INSTRUCTION: Look through the records that follow. Copy every line containing the word "mean".

** start of TASK INPUT **

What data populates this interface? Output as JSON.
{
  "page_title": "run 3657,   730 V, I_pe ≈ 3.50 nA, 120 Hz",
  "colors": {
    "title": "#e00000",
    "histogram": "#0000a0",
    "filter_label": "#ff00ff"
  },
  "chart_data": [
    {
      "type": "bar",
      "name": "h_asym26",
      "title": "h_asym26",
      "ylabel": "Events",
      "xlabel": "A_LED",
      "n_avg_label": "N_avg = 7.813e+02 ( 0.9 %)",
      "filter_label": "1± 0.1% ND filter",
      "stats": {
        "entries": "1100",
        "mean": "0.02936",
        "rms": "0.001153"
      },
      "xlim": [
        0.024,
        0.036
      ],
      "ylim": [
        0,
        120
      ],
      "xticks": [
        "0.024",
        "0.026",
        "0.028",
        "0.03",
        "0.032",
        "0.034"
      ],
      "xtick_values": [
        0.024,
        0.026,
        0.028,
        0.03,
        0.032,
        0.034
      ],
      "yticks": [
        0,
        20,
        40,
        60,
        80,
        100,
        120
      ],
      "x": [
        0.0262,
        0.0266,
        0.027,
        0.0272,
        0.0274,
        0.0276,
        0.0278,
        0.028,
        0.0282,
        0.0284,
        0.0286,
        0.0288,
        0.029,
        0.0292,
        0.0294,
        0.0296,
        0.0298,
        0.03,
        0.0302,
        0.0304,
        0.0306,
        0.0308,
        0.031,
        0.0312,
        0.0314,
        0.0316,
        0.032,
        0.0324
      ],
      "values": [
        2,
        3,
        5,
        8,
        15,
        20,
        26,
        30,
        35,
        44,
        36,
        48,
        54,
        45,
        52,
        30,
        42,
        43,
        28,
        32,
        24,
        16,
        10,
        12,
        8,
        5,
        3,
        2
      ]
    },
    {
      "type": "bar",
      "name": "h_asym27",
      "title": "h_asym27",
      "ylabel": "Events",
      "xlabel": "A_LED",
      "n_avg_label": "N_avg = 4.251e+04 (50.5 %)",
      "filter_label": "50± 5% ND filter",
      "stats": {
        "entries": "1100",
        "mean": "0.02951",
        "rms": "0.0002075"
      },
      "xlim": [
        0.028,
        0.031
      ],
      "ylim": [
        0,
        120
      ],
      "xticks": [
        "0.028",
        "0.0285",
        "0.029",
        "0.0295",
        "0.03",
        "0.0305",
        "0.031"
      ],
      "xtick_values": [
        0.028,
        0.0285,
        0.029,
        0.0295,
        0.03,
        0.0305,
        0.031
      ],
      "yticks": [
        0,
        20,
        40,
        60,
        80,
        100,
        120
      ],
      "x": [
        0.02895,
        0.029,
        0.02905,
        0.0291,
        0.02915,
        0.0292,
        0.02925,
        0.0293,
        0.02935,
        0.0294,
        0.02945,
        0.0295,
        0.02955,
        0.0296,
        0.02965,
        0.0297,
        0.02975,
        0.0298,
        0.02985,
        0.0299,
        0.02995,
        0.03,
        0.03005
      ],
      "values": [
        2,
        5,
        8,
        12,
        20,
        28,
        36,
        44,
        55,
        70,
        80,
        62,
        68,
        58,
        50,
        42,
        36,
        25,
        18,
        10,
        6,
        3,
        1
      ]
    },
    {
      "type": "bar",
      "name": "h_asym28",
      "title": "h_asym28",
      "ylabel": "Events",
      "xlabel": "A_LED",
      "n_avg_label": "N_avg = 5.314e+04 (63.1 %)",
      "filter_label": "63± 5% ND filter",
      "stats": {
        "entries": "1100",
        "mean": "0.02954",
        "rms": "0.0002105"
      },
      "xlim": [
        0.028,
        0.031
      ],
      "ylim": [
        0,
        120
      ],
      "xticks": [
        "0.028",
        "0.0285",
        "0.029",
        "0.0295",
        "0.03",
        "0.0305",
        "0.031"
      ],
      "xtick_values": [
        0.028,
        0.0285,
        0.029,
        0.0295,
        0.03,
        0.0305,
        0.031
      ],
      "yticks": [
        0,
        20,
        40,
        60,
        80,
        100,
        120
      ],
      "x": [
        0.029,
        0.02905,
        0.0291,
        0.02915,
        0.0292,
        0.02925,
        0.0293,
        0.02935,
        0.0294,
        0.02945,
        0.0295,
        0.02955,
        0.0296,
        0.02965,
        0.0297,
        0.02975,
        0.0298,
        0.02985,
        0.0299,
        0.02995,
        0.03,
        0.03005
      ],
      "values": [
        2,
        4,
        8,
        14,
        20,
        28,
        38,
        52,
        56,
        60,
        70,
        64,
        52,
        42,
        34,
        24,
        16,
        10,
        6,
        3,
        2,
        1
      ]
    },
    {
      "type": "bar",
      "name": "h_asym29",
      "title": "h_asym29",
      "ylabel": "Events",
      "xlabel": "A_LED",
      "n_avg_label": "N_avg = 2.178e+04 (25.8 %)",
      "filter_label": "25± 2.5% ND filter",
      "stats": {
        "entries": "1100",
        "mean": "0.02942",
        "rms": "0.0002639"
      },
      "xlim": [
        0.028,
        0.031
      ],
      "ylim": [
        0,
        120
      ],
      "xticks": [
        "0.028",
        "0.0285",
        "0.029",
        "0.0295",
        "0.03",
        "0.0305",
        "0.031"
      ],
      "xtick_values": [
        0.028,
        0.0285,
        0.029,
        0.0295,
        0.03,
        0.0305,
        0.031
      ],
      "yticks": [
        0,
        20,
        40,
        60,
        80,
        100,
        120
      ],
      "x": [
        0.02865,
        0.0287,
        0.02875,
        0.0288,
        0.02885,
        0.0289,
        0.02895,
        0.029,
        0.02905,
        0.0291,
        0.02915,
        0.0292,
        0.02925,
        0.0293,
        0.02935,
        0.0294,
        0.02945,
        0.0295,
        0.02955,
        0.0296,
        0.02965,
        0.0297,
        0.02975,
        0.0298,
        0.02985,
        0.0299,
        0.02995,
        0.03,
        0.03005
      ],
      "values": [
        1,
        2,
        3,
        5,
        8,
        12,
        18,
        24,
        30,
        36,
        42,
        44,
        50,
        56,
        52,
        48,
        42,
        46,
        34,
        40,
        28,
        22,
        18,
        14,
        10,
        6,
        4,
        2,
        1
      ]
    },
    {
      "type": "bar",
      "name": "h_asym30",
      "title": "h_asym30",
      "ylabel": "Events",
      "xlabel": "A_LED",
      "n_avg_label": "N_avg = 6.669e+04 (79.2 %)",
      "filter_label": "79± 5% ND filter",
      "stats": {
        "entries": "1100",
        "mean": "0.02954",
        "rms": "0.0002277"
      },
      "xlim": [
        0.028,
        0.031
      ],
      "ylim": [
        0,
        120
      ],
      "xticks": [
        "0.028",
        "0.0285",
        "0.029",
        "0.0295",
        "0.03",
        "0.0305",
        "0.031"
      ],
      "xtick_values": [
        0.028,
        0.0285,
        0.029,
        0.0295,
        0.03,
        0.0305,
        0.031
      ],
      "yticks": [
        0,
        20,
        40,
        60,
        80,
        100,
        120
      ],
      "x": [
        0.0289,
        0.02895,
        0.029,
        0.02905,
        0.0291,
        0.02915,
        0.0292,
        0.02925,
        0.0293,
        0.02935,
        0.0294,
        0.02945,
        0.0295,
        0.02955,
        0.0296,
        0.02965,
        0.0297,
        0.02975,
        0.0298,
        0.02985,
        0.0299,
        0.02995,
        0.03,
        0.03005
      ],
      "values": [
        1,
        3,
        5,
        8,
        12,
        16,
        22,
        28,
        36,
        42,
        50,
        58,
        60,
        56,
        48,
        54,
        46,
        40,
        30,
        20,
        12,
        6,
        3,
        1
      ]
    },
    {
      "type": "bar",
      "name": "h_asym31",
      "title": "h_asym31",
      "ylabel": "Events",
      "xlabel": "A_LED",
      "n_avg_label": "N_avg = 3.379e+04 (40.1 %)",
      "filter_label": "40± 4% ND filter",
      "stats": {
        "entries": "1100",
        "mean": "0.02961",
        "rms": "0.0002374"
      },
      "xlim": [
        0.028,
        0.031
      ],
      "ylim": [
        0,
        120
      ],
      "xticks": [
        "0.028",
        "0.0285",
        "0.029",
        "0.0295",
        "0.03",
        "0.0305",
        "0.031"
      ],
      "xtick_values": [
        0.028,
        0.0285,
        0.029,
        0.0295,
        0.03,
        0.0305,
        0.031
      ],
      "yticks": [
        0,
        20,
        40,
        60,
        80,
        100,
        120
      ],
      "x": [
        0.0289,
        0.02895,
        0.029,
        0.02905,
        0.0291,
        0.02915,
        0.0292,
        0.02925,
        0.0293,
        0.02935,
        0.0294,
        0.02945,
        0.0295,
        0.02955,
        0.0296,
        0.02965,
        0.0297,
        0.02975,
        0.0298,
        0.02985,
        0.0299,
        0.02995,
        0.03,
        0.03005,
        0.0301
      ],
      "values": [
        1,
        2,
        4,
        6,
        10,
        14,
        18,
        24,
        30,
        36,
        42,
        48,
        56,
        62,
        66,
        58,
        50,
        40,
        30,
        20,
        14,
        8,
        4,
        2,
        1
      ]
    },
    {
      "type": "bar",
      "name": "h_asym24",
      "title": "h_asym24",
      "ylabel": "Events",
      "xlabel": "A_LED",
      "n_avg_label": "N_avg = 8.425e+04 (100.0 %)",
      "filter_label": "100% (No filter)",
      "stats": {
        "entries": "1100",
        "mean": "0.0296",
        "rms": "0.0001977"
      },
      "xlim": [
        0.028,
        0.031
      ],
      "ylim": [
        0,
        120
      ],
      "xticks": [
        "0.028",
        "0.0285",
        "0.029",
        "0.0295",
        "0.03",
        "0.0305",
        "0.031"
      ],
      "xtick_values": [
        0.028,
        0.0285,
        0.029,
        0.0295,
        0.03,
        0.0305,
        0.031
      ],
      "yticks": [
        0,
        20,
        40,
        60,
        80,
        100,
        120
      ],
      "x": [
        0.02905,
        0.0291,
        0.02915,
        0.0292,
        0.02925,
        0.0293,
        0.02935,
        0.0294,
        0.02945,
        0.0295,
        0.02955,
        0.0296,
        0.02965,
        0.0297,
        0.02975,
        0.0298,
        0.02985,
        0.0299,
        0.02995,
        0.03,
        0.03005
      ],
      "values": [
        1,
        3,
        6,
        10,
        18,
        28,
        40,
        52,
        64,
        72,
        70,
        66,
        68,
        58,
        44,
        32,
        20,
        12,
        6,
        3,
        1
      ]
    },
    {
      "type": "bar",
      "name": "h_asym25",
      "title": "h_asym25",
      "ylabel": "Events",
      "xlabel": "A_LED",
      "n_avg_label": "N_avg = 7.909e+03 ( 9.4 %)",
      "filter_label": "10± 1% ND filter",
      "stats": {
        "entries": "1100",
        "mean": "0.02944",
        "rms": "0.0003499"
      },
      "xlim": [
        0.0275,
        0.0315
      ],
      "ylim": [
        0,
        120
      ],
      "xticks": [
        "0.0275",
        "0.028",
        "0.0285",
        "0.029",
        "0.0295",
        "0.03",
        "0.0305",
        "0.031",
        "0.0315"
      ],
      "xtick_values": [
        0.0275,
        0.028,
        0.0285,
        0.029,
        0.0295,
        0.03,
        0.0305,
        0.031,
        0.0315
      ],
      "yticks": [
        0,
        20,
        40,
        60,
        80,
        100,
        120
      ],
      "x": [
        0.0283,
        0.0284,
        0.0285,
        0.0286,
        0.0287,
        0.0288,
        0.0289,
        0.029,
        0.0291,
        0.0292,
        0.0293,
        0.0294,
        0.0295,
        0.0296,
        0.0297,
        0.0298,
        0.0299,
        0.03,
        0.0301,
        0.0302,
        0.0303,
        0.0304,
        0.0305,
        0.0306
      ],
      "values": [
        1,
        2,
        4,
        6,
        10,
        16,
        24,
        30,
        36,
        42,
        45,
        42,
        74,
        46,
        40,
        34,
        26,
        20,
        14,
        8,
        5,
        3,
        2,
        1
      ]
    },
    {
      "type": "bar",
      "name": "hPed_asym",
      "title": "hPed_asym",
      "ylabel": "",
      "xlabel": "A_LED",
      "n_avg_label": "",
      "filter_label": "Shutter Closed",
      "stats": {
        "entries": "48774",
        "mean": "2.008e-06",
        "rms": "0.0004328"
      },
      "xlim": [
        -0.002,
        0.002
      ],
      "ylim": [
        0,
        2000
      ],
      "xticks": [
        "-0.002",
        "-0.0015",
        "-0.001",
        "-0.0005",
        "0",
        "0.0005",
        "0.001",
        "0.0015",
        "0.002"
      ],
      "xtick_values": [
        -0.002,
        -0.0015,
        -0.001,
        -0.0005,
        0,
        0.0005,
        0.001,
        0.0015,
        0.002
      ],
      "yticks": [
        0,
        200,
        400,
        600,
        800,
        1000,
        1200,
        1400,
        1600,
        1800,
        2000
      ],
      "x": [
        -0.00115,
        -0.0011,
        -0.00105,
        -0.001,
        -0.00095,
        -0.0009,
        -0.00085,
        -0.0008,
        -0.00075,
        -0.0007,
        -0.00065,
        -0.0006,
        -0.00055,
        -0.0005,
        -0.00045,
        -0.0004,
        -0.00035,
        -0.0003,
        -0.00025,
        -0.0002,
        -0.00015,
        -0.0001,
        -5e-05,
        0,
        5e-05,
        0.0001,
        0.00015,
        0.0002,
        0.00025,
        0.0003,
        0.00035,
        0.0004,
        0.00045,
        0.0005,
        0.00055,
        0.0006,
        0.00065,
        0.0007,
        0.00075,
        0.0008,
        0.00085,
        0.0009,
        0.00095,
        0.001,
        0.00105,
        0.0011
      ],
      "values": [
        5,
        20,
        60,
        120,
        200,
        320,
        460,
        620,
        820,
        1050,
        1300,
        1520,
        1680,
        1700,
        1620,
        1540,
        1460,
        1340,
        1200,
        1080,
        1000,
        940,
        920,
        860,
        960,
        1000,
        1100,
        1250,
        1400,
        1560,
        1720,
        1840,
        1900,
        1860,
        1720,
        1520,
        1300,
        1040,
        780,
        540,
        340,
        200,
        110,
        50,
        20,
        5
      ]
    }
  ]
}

** end of TASK INPUT **
** start of TASK INPUT **

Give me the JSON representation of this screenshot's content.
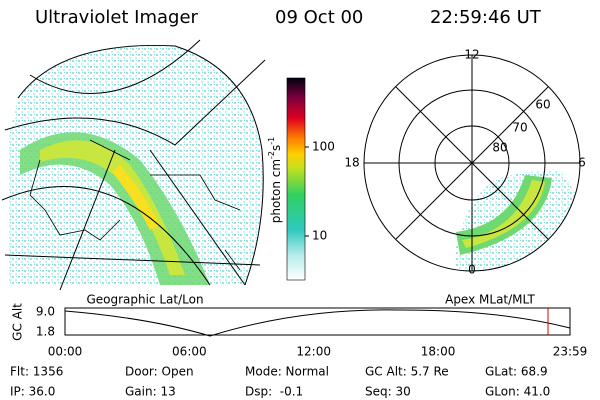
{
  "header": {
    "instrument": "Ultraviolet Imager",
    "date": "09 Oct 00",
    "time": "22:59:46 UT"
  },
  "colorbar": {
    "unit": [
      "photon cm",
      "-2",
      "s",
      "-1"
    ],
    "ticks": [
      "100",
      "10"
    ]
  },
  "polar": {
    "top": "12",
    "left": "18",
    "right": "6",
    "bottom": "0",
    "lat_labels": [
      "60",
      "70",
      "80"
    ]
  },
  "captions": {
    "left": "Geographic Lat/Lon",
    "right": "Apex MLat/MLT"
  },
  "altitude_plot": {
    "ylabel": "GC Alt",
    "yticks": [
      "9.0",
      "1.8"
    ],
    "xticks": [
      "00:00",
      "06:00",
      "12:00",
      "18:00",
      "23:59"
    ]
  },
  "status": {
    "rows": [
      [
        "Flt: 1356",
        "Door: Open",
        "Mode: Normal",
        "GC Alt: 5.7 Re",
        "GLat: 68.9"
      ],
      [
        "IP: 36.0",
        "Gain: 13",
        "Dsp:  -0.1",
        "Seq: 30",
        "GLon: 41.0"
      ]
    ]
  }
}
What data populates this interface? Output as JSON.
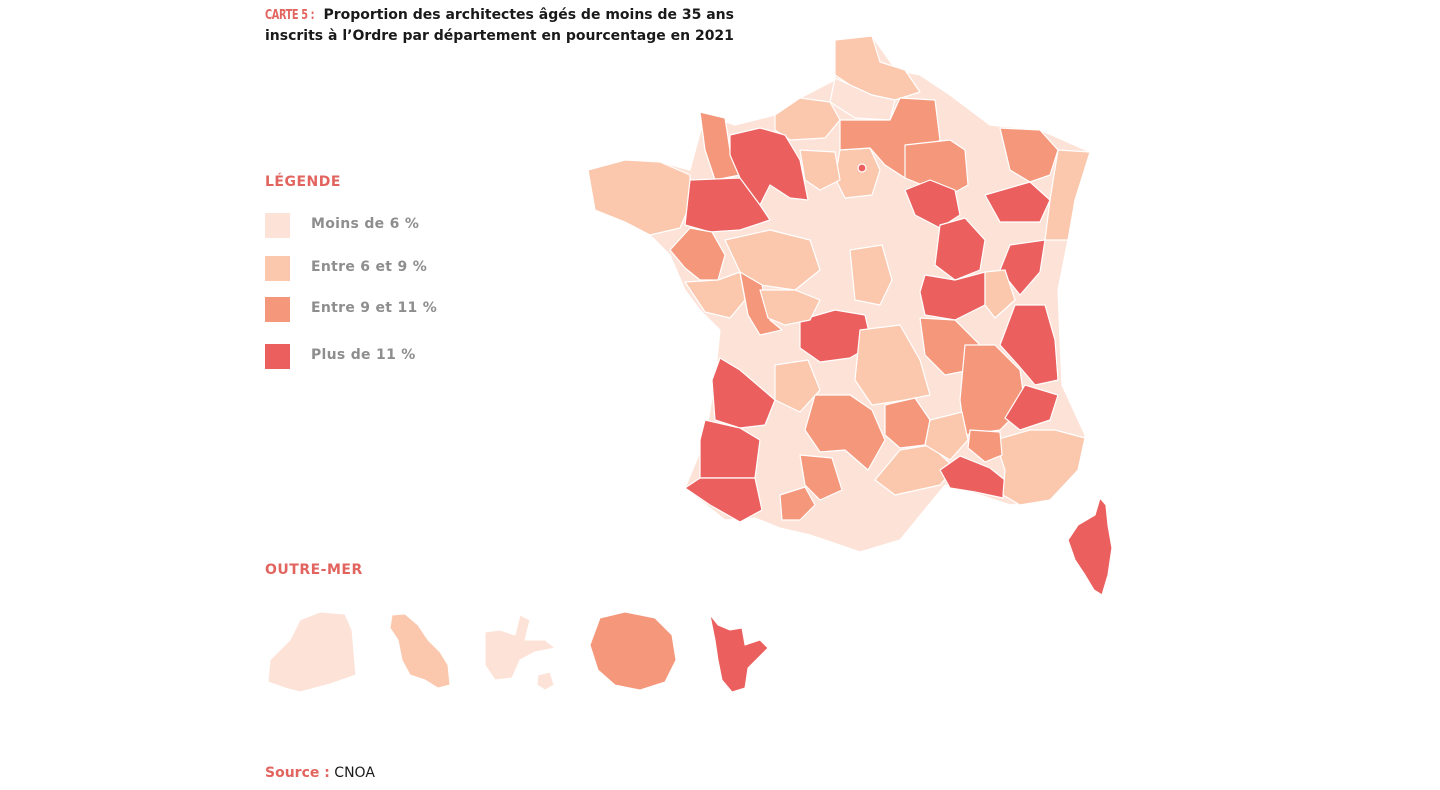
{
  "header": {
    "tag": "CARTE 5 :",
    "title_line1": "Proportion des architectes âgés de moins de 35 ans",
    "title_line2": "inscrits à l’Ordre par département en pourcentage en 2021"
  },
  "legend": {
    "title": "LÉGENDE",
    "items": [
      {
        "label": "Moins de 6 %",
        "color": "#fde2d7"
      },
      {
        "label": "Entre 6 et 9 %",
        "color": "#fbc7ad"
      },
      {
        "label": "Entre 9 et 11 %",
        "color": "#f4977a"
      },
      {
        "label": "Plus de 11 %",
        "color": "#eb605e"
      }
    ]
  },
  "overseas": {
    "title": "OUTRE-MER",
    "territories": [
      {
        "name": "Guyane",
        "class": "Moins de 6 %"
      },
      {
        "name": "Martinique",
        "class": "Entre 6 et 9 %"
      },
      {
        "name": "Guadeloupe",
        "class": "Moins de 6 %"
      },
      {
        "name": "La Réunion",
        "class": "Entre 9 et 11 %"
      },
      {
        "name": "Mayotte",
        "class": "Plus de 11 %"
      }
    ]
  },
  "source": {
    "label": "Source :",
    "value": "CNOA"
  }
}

** end of TASK INPUT **
** start of TASK INPUT **

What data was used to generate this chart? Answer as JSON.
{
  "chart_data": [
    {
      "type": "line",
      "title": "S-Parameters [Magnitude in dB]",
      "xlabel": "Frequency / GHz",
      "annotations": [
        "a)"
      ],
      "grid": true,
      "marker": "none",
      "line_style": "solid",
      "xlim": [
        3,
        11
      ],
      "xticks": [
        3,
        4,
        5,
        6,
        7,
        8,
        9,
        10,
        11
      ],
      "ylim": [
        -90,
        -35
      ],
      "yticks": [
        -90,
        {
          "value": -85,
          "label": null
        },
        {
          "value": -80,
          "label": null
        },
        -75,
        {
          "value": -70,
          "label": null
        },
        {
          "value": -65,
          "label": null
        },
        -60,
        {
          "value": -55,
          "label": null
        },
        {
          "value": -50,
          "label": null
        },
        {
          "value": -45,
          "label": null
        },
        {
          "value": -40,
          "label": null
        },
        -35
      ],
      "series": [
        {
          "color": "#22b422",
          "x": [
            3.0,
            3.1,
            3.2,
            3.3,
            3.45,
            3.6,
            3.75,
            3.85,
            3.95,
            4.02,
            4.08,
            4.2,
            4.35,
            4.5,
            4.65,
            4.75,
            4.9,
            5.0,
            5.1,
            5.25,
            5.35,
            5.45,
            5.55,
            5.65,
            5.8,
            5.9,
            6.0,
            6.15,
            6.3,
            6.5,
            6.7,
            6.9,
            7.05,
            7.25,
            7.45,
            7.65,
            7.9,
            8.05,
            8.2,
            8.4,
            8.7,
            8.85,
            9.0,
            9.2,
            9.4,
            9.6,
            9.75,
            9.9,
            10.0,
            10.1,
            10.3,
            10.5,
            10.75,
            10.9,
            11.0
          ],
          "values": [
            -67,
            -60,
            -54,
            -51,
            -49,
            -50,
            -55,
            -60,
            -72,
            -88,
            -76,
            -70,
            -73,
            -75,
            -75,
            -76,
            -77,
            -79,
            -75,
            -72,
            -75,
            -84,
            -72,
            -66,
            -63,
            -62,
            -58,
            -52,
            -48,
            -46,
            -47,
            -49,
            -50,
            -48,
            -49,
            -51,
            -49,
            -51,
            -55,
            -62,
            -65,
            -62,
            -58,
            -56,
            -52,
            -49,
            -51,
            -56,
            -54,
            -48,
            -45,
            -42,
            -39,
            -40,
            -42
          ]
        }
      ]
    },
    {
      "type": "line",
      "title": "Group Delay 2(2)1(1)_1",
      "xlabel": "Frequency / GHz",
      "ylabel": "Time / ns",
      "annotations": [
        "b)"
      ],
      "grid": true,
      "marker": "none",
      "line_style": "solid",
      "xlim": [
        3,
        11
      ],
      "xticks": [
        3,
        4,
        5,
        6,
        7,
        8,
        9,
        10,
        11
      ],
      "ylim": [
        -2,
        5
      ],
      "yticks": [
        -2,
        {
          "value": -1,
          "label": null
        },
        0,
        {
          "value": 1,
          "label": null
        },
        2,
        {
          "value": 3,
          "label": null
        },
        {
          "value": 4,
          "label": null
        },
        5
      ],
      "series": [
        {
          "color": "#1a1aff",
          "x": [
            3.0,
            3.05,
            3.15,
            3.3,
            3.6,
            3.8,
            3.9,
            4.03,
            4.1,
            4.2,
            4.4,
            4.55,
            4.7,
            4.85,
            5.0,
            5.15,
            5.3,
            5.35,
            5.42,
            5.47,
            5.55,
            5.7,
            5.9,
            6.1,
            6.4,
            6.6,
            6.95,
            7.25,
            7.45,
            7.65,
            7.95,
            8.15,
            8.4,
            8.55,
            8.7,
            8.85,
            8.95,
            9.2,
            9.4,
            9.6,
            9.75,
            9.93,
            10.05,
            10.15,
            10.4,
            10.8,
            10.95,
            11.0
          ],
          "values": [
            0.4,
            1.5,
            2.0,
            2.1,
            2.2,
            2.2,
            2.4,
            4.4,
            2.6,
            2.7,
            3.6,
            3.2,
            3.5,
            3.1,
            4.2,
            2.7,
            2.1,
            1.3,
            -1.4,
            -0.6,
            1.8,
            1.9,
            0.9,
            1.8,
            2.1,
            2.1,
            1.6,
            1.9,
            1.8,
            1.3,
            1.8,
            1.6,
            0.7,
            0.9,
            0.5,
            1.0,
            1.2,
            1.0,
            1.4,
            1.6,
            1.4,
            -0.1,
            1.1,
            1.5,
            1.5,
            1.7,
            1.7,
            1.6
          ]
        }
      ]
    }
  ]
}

** end of TASK INPUT **

SOLUTION:
        "mean": "0.02936",
        "mean": "0.02951",
        "mean": "0.02954",
        "mean": "0.02942",
        "mean": "0.02954",
        "mean": "0.02961",
        "mean": "0.0296",
        "mean": "0.02944",
        "mean": "2.008e-06",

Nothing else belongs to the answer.